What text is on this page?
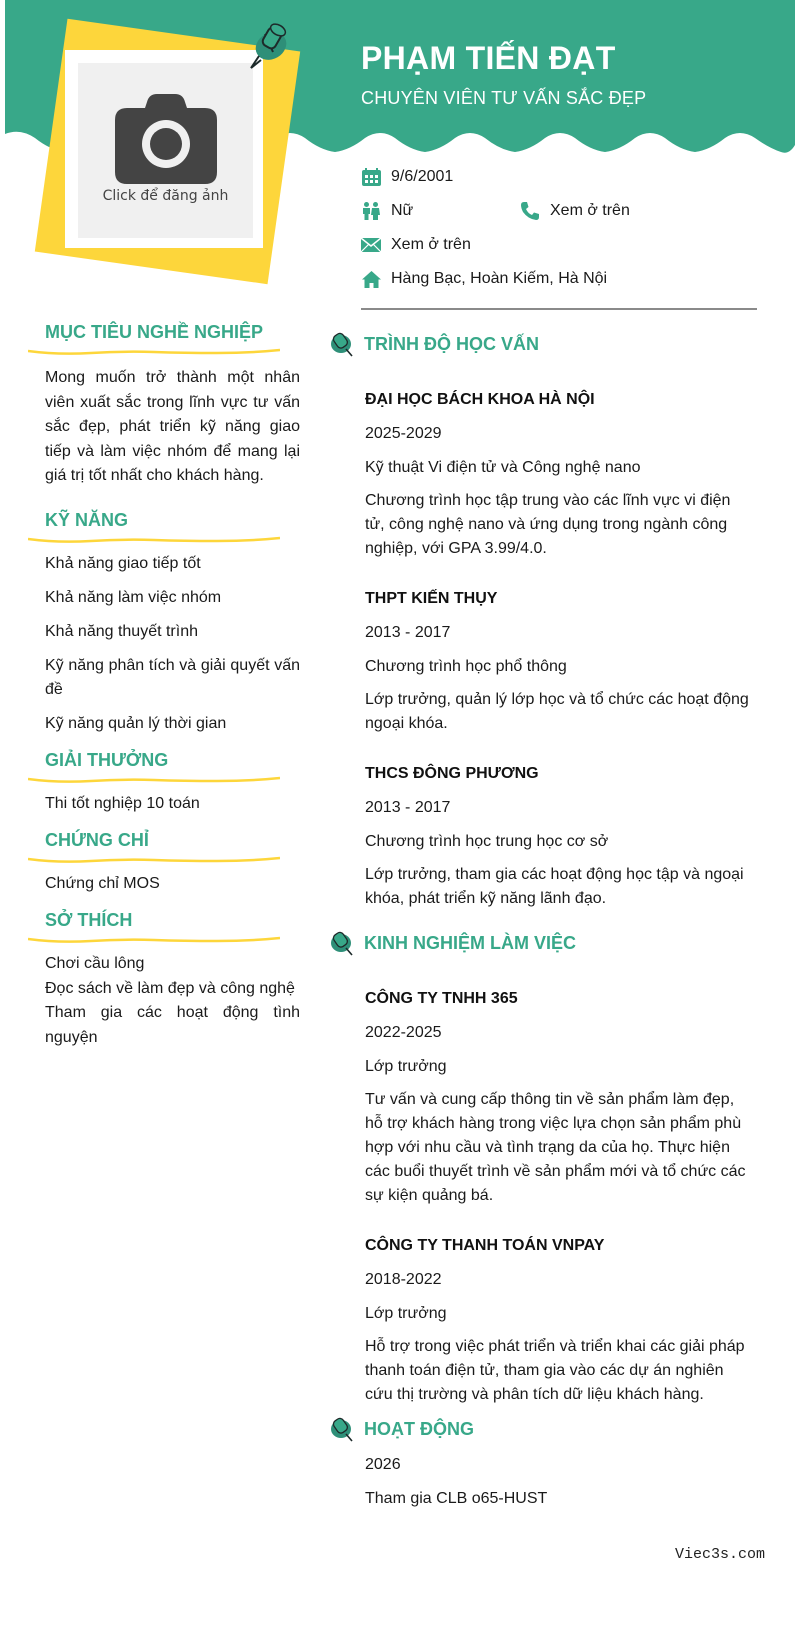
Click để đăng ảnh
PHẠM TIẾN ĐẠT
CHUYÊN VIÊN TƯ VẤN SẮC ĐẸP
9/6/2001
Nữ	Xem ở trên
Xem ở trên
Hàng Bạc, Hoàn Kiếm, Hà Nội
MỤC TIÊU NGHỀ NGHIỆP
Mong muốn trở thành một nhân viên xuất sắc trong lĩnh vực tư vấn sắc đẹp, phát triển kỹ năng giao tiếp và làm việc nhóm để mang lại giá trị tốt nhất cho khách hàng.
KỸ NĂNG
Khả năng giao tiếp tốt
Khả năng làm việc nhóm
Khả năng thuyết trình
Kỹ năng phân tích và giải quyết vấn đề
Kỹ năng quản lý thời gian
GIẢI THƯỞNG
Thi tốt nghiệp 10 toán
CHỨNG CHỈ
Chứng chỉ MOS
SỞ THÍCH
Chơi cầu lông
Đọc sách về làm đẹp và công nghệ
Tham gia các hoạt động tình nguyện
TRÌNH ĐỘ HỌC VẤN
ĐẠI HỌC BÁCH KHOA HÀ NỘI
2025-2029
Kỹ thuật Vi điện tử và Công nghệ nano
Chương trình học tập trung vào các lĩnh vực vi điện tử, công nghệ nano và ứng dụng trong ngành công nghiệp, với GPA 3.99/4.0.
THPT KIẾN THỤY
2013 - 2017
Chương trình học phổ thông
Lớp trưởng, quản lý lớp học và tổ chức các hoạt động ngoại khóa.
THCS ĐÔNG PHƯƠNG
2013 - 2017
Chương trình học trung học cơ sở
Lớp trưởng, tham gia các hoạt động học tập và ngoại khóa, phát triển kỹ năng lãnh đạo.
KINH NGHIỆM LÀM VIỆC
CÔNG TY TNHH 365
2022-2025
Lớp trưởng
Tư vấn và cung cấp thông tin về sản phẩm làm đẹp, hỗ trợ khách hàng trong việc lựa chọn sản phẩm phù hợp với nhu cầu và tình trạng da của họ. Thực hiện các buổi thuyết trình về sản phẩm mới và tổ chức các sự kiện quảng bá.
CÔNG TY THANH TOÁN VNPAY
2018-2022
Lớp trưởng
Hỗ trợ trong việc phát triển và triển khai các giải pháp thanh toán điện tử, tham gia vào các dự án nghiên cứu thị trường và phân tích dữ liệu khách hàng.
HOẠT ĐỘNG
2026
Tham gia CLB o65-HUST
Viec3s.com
::::::::
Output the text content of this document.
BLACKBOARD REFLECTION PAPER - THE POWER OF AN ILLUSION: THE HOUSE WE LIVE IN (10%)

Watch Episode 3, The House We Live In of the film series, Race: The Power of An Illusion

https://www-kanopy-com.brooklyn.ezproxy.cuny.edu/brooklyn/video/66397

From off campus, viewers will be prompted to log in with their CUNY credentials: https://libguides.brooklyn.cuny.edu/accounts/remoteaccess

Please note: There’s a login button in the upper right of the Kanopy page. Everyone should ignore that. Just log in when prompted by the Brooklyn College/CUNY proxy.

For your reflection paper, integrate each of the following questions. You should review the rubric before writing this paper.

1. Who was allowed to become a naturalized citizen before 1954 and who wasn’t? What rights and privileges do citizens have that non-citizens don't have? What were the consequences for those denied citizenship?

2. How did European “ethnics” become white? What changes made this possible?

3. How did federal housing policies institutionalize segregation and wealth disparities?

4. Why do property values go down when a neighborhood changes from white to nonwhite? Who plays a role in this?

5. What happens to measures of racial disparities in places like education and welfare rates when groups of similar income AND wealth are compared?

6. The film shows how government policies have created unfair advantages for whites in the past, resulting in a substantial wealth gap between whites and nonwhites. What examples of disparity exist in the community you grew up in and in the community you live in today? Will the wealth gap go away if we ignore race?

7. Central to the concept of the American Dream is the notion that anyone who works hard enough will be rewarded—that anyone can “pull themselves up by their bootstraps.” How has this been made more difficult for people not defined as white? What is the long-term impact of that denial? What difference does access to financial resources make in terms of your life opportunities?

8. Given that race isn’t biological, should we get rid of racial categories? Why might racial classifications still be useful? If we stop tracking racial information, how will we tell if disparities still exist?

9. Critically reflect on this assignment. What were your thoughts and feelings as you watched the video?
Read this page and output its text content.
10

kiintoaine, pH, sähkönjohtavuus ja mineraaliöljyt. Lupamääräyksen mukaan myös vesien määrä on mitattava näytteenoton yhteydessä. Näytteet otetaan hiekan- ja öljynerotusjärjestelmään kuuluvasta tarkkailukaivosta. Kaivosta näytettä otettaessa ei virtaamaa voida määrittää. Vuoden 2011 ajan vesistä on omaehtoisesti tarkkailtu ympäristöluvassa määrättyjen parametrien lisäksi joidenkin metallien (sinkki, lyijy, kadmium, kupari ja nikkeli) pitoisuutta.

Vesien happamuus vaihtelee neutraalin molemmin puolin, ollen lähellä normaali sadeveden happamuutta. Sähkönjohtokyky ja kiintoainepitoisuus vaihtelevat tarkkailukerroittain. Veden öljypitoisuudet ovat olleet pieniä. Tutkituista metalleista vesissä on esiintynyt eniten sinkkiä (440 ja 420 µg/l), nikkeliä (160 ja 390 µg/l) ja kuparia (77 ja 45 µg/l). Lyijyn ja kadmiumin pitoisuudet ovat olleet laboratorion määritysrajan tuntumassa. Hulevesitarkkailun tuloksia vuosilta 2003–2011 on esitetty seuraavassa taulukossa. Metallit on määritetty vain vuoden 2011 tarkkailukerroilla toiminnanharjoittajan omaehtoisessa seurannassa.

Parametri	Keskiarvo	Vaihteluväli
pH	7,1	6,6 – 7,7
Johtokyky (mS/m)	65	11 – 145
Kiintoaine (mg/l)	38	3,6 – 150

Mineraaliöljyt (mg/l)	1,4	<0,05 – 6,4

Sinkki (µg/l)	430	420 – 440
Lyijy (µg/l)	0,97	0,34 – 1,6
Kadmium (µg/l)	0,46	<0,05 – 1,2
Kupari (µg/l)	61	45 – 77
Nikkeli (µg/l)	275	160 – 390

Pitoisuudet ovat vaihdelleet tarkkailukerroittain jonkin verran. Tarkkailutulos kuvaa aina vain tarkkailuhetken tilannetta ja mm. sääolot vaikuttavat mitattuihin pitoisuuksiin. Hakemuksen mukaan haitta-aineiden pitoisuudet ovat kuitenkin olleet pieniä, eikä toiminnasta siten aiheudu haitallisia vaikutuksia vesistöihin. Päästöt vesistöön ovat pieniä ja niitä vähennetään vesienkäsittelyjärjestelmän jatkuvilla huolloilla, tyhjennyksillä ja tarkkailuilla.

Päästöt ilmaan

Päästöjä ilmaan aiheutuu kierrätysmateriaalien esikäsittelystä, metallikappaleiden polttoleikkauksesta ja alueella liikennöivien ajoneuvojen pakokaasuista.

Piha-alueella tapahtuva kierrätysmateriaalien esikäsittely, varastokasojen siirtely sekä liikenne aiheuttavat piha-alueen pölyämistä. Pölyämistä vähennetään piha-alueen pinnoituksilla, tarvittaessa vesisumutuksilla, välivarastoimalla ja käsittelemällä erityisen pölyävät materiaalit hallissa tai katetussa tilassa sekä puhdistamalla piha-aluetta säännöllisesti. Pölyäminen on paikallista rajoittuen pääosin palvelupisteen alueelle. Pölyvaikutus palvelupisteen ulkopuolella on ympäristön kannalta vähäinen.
::::::::
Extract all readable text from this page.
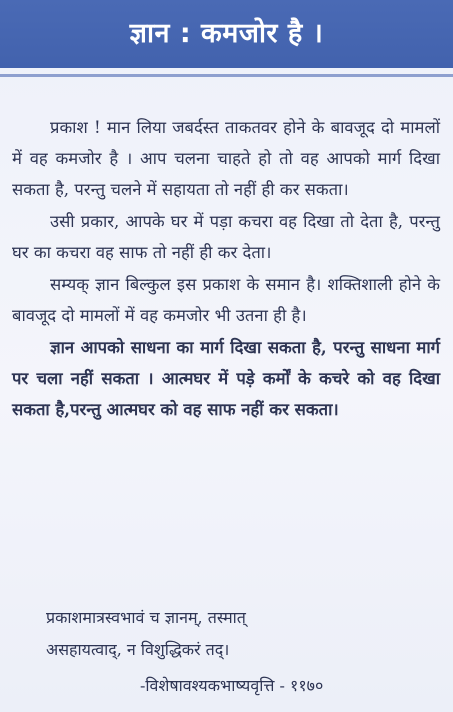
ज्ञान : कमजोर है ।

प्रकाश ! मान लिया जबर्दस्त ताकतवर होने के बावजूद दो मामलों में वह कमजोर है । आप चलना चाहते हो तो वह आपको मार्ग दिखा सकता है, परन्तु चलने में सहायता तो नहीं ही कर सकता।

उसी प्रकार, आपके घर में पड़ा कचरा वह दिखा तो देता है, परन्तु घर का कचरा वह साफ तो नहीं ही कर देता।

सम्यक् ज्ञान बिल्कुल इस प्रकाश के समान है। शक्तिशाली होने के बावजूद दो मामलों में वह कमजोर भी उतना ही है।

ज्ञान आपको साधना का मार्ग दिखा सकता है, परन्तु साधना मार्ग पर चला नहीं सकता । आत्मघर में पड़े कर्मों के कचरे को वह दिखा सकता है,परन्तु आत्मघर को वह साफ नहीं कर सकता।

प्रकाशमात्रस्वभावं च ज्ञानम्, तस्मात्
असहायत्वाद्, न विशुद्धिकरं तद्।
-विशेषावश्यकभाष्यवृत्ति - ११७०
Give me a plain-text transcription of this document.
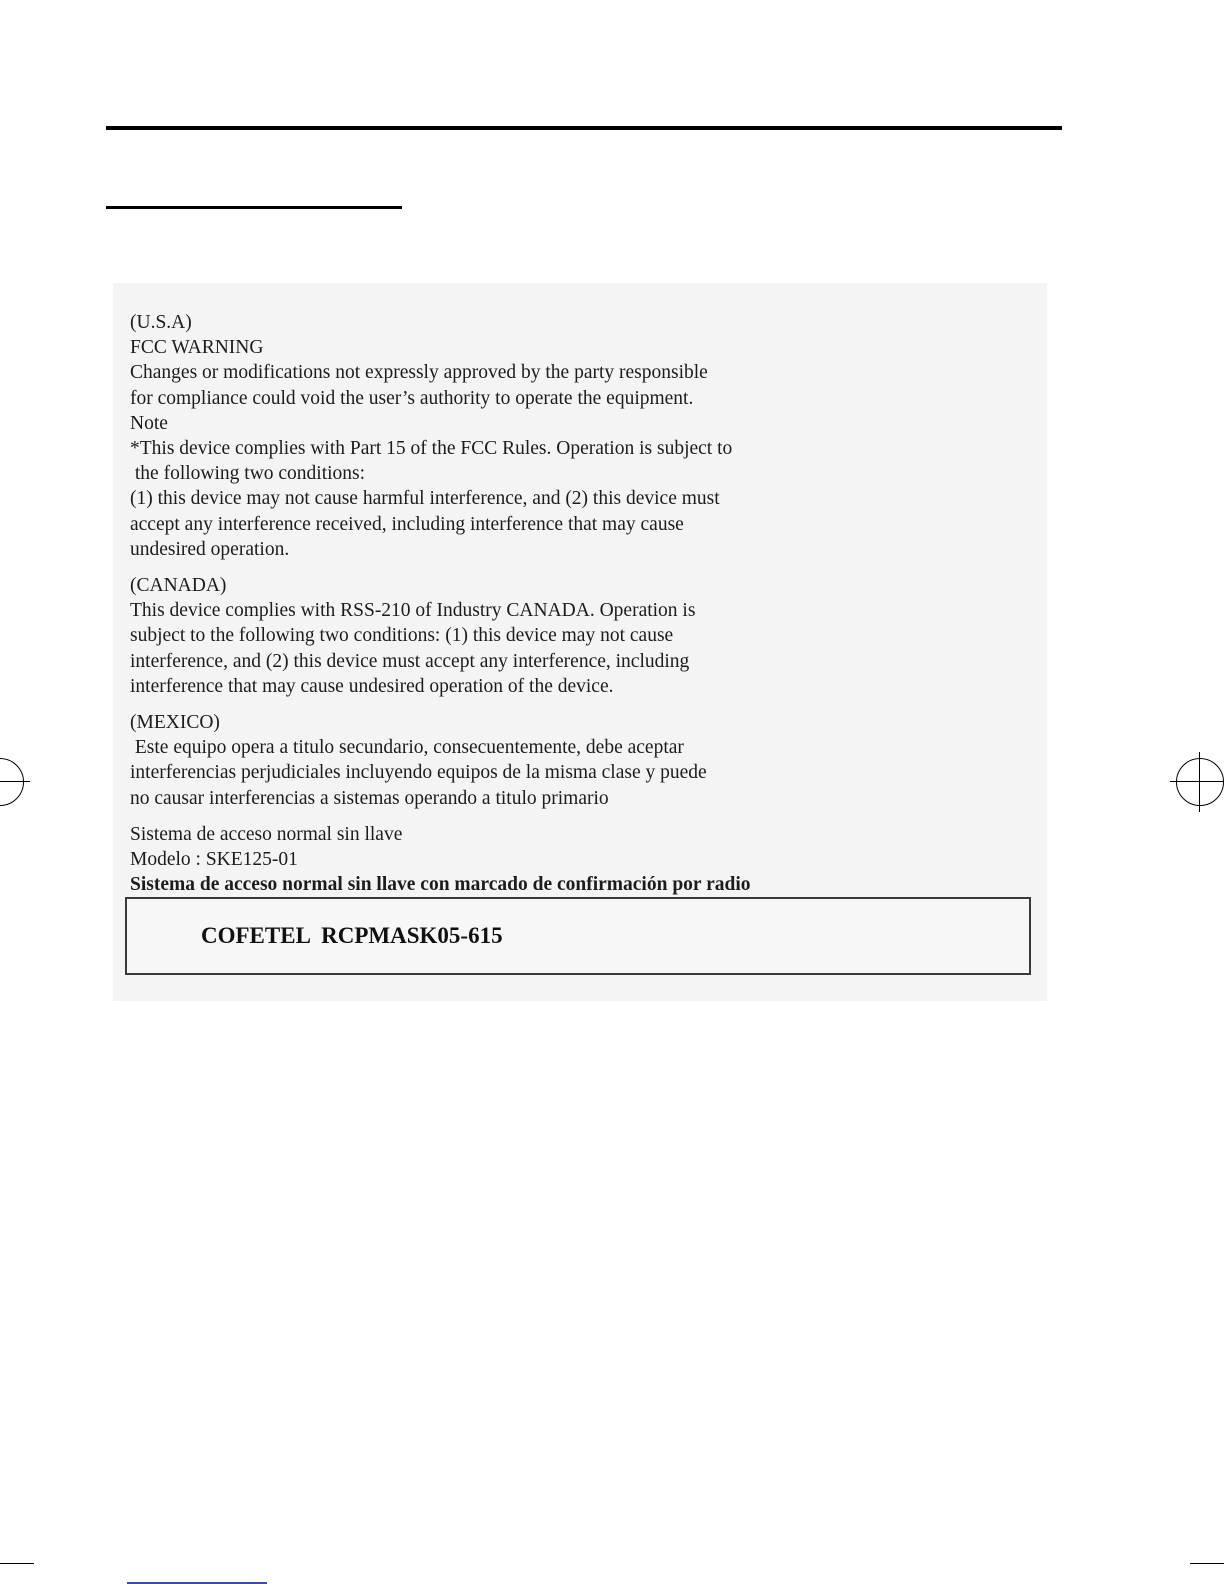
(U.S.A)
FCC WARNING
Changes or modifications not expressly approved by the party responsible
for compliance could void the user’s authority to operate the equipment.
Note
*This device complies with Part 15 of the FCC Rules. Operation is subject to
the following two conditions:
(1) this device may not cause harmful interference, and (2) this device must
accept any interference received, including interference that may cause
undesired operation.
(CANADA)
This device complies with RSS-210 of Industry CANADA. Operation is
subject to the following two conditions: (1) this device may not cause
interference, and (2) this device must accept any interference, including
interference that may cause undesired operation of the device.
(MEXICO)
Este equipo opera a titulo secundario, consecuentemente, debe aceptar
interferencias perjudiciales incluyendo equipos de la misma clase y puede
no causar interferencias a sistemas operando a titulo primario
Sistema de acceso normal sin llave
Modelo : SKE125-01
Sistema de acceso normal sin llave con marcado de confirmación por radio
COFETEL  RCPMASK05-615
::::::::
# Exercise description
Copy each line of the listing that contains the string "nano".

# Complete response
Kỹ thuật Vi điện tử và Công nghệ nano
Chương trình học tập trung vào các lĩnh vực vi điện tử, công nghệ nano và ứng dụng trong ngành công nghiệp, với GPA 3.99/4.0.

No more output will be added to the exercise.